What to work on – Pictures do not belong in your copy. Repeat all the other data exactly.

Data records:
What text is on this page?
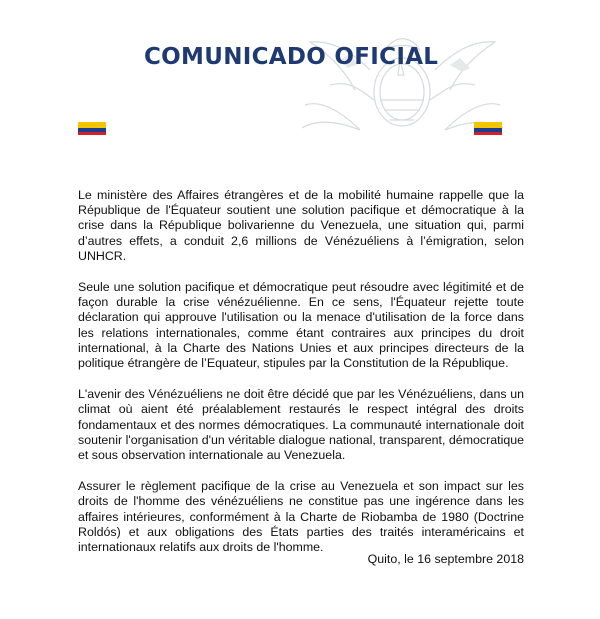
COMUNICADO OFICIAL

Le ministère des Affaires étrangères et de la mobilité humaine rappelle que la République de l'Équateur soutient une solution pacifique et démocratique à la crise dans la République bolivarienne du Venezuela, une situation qui, parmi d’autres effets, a conduit 2,6 millions de Vénézuéliens à l’émigration, selon UNHCR.

Seule une solution pacifique et démocratique peut résoudre avec légitimité et de façon durable la crise vénézuélienne. En ce sens, l'Équateur rejette toute déclaration qui approuve l'utilisation ou la menace d'utilisation de la force dans les relations internationales, comme étant contraires aux principes du droit international, à la Charte des Nations Unies et aux principes directeurs de la politique étrangère de l’Equateur, stipules par la Constitution de la République.

L'avenir des Vénézuéliens ne doit être décidé que par les Vénézuéliens, dans un climat où aient été préalablement restaurés le respect intégral des droits fondamentaux et des normes démocratiques. La communauté internationale doit soutenir l'organisation d'un véritable dialogue national, transparent, démocratique et sous observation internationale au Venezuela.

Assurer le règlement pacifique de la crise au Venezuela et son impact sur les droits de l'homme des vénézuéliens ne constitue pas une ingérence dans les affaires intérieures, conformément à la Charte de Riobamba de 1980 (Doctrine Roldós) et aux obligations des États parties des traités interaméricains et internationaux relatifs aux droits de l'homme.

Quito, le 16 septembre 2018
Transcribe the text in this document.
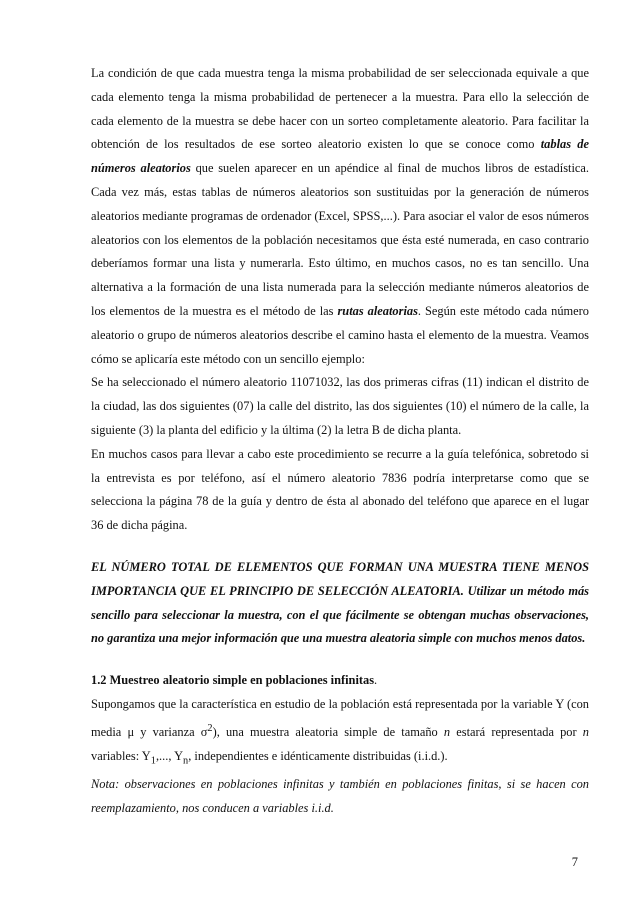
La condición de que cada muestra tenga la misma probabilidad de ser seleccionada equivale a que cada elemento tenga la misma probabilidad de pertenecer a la muestra. Para ello la selección de cada elemento de la muestra se debe hacer con un sorteo completamente aleatorio. Para facilitar la obtención de los resultados de ese sorteo aleatorio existen lo que se conoce como tablas de números aleatorios que suelen aparecer en un apéndice al final de muchos libros de estadística. Cada vez más, estas tablas de números aleatorios son sustituidas por la generación de números aleatorios mediante programas de ordenador (Excel, SPSS,...). Para asociar el valor de esos números aleatorios con los elementos de la población necesitamos que ésta esté numerada, en caso contrario deberíamos formar una lista y numerarla. Esto último, en muchos casos, no es tan sencillo. Una alternativa a la formación de una lista numerada para la selección mediante números aleatorios de los elementos de la muestra es el método de las rutas aleatorias. Según este método cada número aleatorio o grupo de números aleatorios describe el camino hasta el elemento de la muestra. Veamos cómo se aplicaría este método con un sencillo ejemplo:

Se ha seleccionado el número aleatorio 11071032, las dos primeras cifras (11) indican el distrito de la ciudad, las dos siguientes (07) la calle del distrito, las dos siguientes (10) el número de la calle, la siguiente (3) la planta del edificio y la última (2) la letra B de dicha planta.

En muchos casos para llevar a cabo este procedimiento se recurre a la guía telefónica, sobretodo si la entrevista es por teléfono, así el número aleatorio 7836 podría interpretarse como que se selecciona la página 78 de la guía y dentro de ésta al abonado del teléfono que aparece en el lugar 36 de dicha página.

EL NÚMERO TOTAL DE ELEMENTOS QUE FORMAN UNA MUESTRA TIENE MENOS IMPORTANCIA QUE EL PRINCIPIO DE SELECCIÓN ALEATORIA. Utilizar un método más sencillo para seleccionar la muestra, con el que fácilmente se obtengan muchas observaciones, no garantiza una mejor información que una muestra aleatoria simple con muchos menos datos.

1.2 Muestreo aleatorio simple en poblaciones infinitas.

Supongamos que la característica en estudio de la población está representada por la variable Y (con media μ y varianza $\sigma^2$), una muestra aleatoria simple de tamaño n estará representada por n variables: $Y_1$,..., $Y_n$, independientes e idénticamente distribuidas (i.i.d.).

Nota: observaciones en poblaciones infinitas y también en poblaciones finitas, si se hacen con reemplazamiento, nos conducen a variables i.i.d.

7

Solution to this problem –
What text is on this page?
COMUNICADO OFICIAL

Le ministère des Affaires étrangères et de la mobilité humaine rappelle que la République de l'Équateur soutient une solution pacifique et démocratique à la crise dans la République bolivarienne du Venezuela, une situation qui, parmi d’autres effets, a conduit 2,6 millions de Vénézuéliens à l’émigration, selon UNHCR.

Seule une solution pacifique et démocratique peut résoudre avec légitimité et de façon durable la crise vénézuélienne. En ce sens, l'Équateur rejette toute déclaration qui approuve l'utilisation ou la menace d'utilisation de la force dans les relations internationales, comme étant contraires aux principes du droit international, à la Charte des Nations Unies et aux principes directeurs de la politique étrangère de l’Equateur, stipules par la Constitution de la République.

L'avenir des Vénézuéliens ne doit être décidé que par les Vénézuéliens, dans un climat où aient été préalablement restaurés le respect intégral des droits fondamentaux et des normes démocratiques. La communauté internationale doit soutenir l'organisation d'un véritable dialogue national, transparent, démocratique et sous observation internationale au Venezuela.

Assurer le règlement pacifique de la crise au Venezuela et son impact sur les droits de l'homme des vénézuéliens ne constitue pas une ingérence dans les affaires intérieures, conformément à la Charte de Riobamba de 1980 (Doctrine Roldós) et aux obligations des États parties des traités interaméricains et internationaux relatifs aux droits de l'homme.

Quito, le 16 septembre 2018
Transcribe the text in this document.
La condición de que cada muestra tenga la misma probabilidad de ser seleccionada equivale a que cada elemento tenga la misma probabilidad de pertenecer a la muestra. Para ello la selección de cada elemento de la muestra se debe hacer con un sorteo completamente aleatorio. Para facilitar la obtención de los resultados de ese sorteo aleatorio existen lo que se conoce como tablas de números aleatorios que suelen aparecer en un apéndice al final de muchos libros de estadística. Cada vez más, estas tablas de números aleatorios son sustituidas por la generación de números aleatorios mediante programas de ordenador (Excel, SPSS,...). Para asociar el valor de esos números aleatorios con los elementos de la población necesitamos que ésta esté numerada, en caso contrario deberíamos formar una lista y numerarla. Esto último, en muchos casos, no es tan sencillo. Una alternativa a la formación de una lista numerada para la selección mediante números aleatorios de los elementos de la muestra es el método de las rutas aleatorias. Según este método cada número aleatorio o grupo de números aleatorios describe el camino hasta el elemento de la muestra. Veamos cómo se aplicaría este método con un sencillo ejemplo:

Se ha seleccionado el número aleatorio 11071032, las dos primeras cifras (11) indican el distrito de la ciudad, las dos siguientes (07) la calle del distrito, las dos siguientes (10) el número de la calle, la siguiente (3) la planta del edificio y la última (2) la letra B de dicha planta.

En muchos casos para llevar a cabo este procedimiento se recurre a la guía telefónica, sobretodo si la entrevista es por teléfono, así el número aleatorio 7836 podría interpretarse como que se selecciona la página 78 de la guía y dentro de ésta al abonado del teléfono que aparece en el lugar 36 de dicha página.

EL NÚMERO TOTAL DE ELEMENTOS QUE FORMAN UNA MUESTRA TIENE MENOS IMPORTANCIA QUE EL PRINCIPIO DE SELECCIÓN ALEATORIA. Utilizar un método más sencillo para seleccionar la muestra, con el que fácilmente se obtengan muchas observaciones, no garantiza una mejor información que una muestra aleatoria simple con muchos menos datos.

1.2 Muestreo aleatorio simple en poblaciones infinitas.

Supongamos que la característica en estudio de la población está representada por la variable Y (con media μ y varianza $\sigma^2$), una muestra aleatoria simple de tamaño n estará representada por n variables: $Y_1$,..., $Y_n$, independientes e idénticamente distribuidas (i.i.d.).

Nota: observaciones en poblaciones infinitas y también en poblaciones finitas, si se hacen con reemplazamiento, nos conducen a variables i.i.d.

7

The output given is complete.